**DATASET ENTRIES**

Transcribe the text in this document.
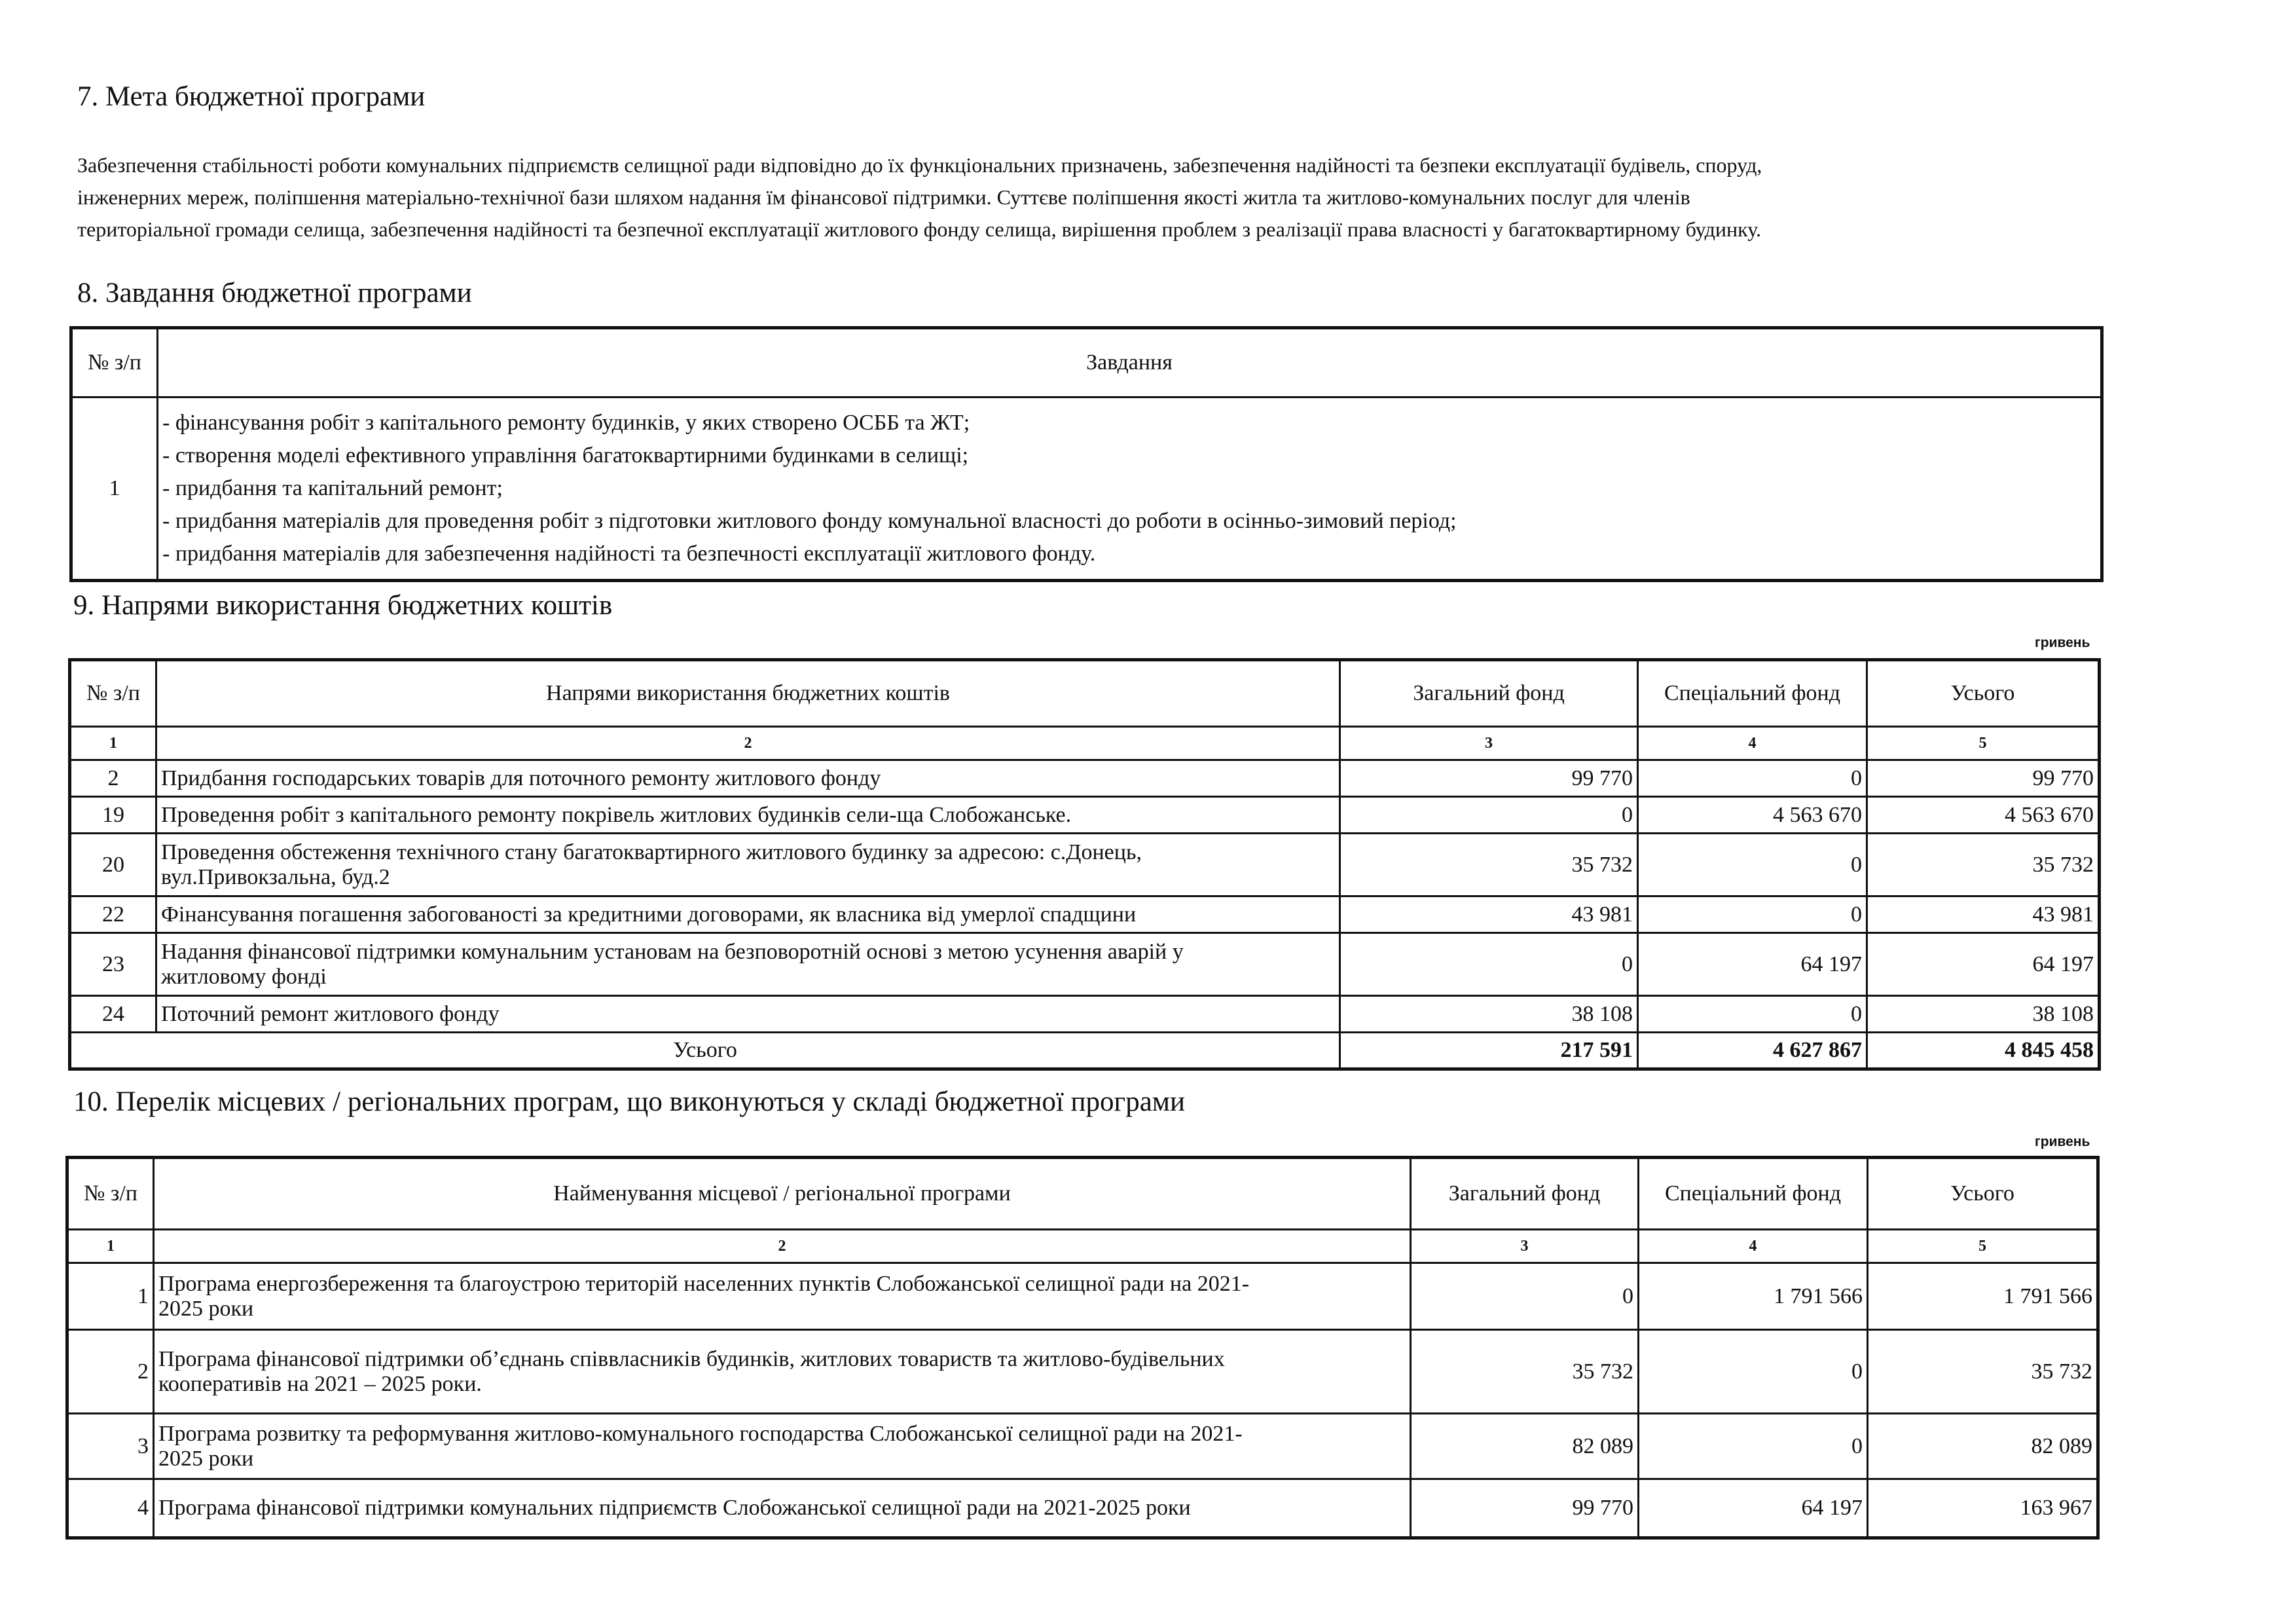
7. Мета бюджетної програми
Забезпечення стабільності роботи комунальних підприємств селищної ради відповідно до їх функціональних призначень, забезпечення надійності та безпеки експлуатації будівель, споруд,
інженерних мереж, поліпшення матеріально-технічної бази шляхом надання їм фінансової підтримки. Суттєве поліпшення якості житла та житлово-комунальних послуг для членів
територіальної громади селища, забезпечення надійності та безпечної експлуатації житлового фонду селища, вирішення проблем з реалізації права власності у багатоквартирному будинку.
8. Завдання бюджетної програми
№ з/п	Завдання
1	- фінансування робіт з капітального ремонту будинків, у яких створено ОСББ та ЖТ;
- створення моделі ефективного управління багатоквартирними будинками в селищі;
- придбання та капітальний ремонт;
- придбання матеріалів для проведення робіт з підготовки житлового фонду комунальної власності до роботи в осінньо-зимовий період;
- придбання матеріалів для забезпечення надійності та безпечності експлуатації житлового фонду.
9. Напрями використання бюджетних коштів
гривень
№ з/п	Напрями використання бюджетних коштів	Загальний фонд	Спеціальний фонд	Усього
1	2	3	4	5
2	Придбання господарських товарів для поточного ремонту житлового фонду	99 770	0	99 770
19	Проведення робіт з капітального ремонту покрівель житлових будинків сели-ща Слобожанське.	0	4 563 670	4 563 670
20	Проведення обстеження технічного стану багатоквартирного житлового будинку за адресою: с.Донець,
вул.Привокзальна, буд.2	35 732	0	35 732
22	Фінансування погашення забогованості за кредитними договорами, як власника від умерлої спадщини	43 981	0	43 981
23	Надання фінансової підтримки комунальним установам на безповоротній основі з метою усунення аварій у
житловому фонді	0	64 197	64 197
24	Поточний ремонт житлового фонду	38 108	0	38 108
Усього		217 591	4 627 867	4 845 458
10. Перелік місцевих / регіональних програм, що виконуються у складі бюджетної програми
гривень
№ з/п	Найменування місцевої / регіональної програми	Загальний фонд	Спеціальний фонд	Усього
1	2	3	4	5
1	Програма енергозбереження та благоустрою територій населенних пунктів Слобожанської селищної ради на 2021-
2025 роки	0	1 791 566	1 791 566
2	Програма фінансової підтримки об’єднань співвласників будинків, житлових товариств та житлово-будівельних
кооперативів на 2021 – 2025 роки.	35 732	0	35 732
3	Програма розвитку та реформування житлово-комунального господарства Слобожанської селищної ради на 2021-
2025 роки	82 089	0	82 089
4	Програма фінансової підтримки комунальних підприємств Слобожанської селищної ради на 2021-2025 роки	99 770	64 197	163 967
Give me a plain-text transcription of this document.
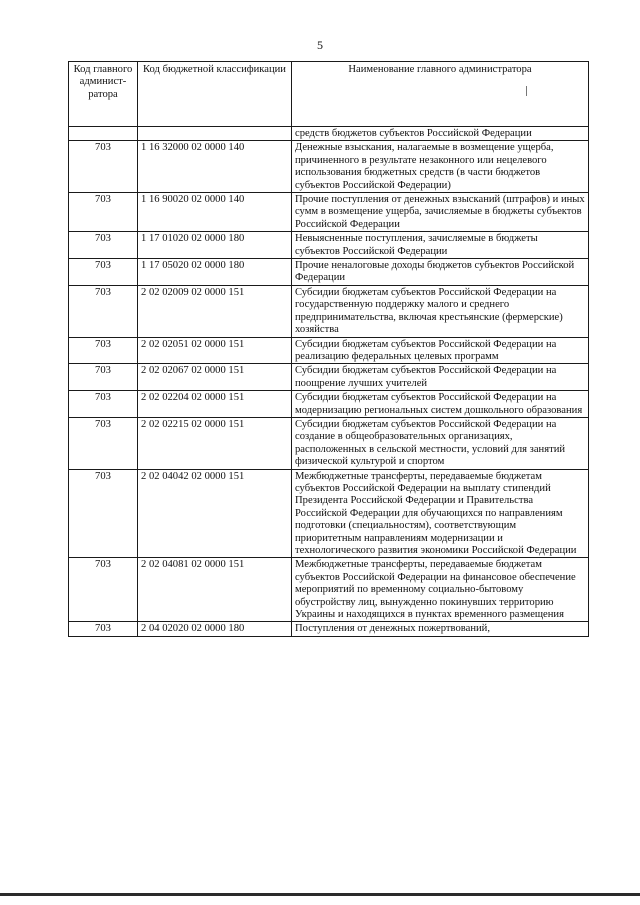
5
Код главного админист-ратора	Код бюджетной классификации	Наименование главного администратора
		средств бюджетов субъектов Российской Федерации
703	1 16 32000 02 0000 140	Денежные взыскания, налагаемые в возмещение ущерба, причиненного в результате незаконного или нецелевого использования бюджетных средств (в части бюджетов субъектов Российской Федерации)
703	1 16 90020 02 0000 140	Прочие поступления от денежных взысканий (штрафов) и иных сумм в возмещение ущерба, зачисляемые в бюджеты субъектов Российской Федерации
703	1 17 01020 02 0000 180	Невыясненные поступления, зачисляемые в бюджеты субъектов Российской Федерации
703	1 17 05020 02 0000 180	Прочие неналоговые доходы бюджетов субъектов Российской Федерации
703	2 02 02009 02 0000 151	Субсидии бюджетам субъектов Российской Федерации на государственную поддержку малого и среднего предпринимательства, включая крестьянские (фермерские) хозяйства
703	2 02 02051 02 0000 151	Субсидии бюджетам субъектов Российской Федерации на реализацию федеральных целевых программ
703	2 02 02067 02 0000 151	Субсидии бюджетам субъектов Российской Федерации на поощрение лучших учителей
703	2 02 02204 02 0000 151	Субсидии бюджетам субъектов Российской Федерации на модернизацию региональных систем дошкольного образования
703	2 02 02215 02 0000 151	Субсидии бюджетам субъектов Российской Федерации на создание в общеобразовательных организациях, расположенных в сельской местности, условий для занятий физической культурой и спортом
703	2 02 04042 02 0000 151	Межбюджетные трансферты, передаваемые бюджетам субъектов Российской Федерации на выплату стипендий Президента Российской Федерации и Правительства Российской Федерации для обучающихся по направлениям подготовки (специальностям), соответствующим приоритетным направлениям модернизации и технологического развития экономики Российской Федерации
703	2 02 04081 02 0000 151	Межбюджетные трансферты, передаваемые бюджетам субъектов Российской Федерации на финансовое обеспечение мероприятий по временному социально-бытовому обустройству лиц, вынужденно покинувших территорию Украины и находящихся в пунктах временного размещения
703	2 04 02020 02 0000 180	Поступления от денежных пожертвований,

**WORK TO BE COMPLETED**
Find all lines where the word "Усього" appears. Copy them.

**EXERCISE OUTPUT**
№ з/п	Напрями використання бюджетних коштів	Загальний фонд	Спеціальний фонд	Усього
Усього		217 591	4 627 867	4 845 458
№ з/п	Найменування місцевої / регіональної програми	Загальний фонд	Спеціальний фонд	Усього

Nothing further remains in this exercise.